§ THE REQUEST: Read the records and write them out again exactly.

§ PROVIDED RECORDS:
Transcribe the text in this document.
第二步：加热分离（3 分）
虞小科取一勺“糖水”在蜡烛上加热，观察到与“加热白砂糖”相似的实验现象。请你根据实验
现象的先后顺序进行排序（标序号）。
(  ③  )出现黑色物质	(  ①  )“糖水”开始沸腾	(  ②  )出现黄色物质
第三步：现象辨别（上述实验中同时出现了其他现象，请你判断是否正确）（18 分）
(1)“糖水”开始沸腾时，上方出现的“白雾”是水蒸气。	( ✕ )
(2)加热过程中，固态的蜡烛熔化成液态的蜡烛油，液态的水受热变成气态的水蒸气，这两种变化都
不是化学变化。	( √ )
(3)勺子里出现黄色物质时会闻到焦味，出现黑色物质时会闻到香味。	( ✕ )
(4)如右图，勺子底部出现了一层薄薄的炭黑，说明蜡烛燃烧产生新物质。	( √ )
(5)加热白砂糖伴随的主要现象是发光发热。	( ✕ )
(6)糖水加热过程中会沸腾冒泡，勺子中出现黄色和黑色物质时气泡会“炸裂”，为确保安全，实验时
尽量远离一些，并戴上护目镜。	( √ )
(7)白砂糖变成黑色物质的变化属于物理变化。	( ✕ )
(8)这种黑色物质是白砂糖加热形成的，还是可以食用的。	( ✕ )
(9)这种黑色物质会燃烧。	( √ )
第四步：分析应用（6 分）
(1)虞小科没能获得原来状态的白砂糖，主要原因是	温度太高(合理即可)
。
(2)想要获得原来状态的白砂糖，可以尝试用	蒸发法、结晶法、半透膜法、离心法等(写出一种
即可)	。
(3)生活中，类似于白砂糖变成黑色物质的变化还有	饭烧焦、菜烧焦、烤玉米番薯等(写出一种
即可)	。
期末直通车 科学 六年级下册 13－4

§ EXPECTED ANSWER:
Transcribe the text in this document.
第二步：加热分离（3 分）
虞小科取一勺“糖水”在蜡烛上加热，观察到与“加热白砂糖”相似的实验现象。请你根据实验
现象的先后顺序进行排序（标序号）。
(  ③  )出现黑色物质	(  ①  )“糖水”开始沸腾	(  ②  )出现黄色物质
第三步：现象辨别（上述实验中同时出现了其他现象，请你判断是否正确）（18 分）
(1)“糖水”开始沸腾时，上方出现的“白雾”是水蒸气。	( ✕ )
(2)加热过程中，固态的蜡烛熔化成液态的蜡烛油，液态的水受热变成气态的水蒸气，这两种变化都
不是化学变化。	( √ )
(3)勺子里出现黄色物质时会闻到焦味，出现黑色物质时会闻到香味。	( ✕ )
(4)如右图，勺子底部出现了一层薄薄的炭黑，说明蜡烛燃烧产生新物质。	( √ )
(5)加热白砂糖伴随的主要现象是发光发热。	( ✕ )
(6)糖水加热过程中会沸腾冒泡，勺子中出现黄色和黑色物质时气泡会“炸裂”，为确保安全，实验时
尽量远离一些，并戴上护目镜。	( √ )
(7)白砂糖变成黑色物质的变化属于物理变化。	( ✕ )
(8)这种黑色物质是白砂糖加热形成的，还是可以食用的。	( ✕ )
(9)这种黑色物质会燃烧。	( √ )
第四步：分析应用（6 分）
(1)虞小科没能获得原来状态的白砂糖，主要原因是	温度太高(合理即可)
。
(2)想要获得原来状态的白砂糖，可以尝试用	蒸发法、结晶法、半透膜法、离心法等(写出一种
即可)	。
(3)生活中，类似于白砂糖变成黑色物质的变化还有	饭烧焦、菜烧焦、烤玉米番薯等(写出一种
即可)	。
期末直通车 科学 六年级下册 13－4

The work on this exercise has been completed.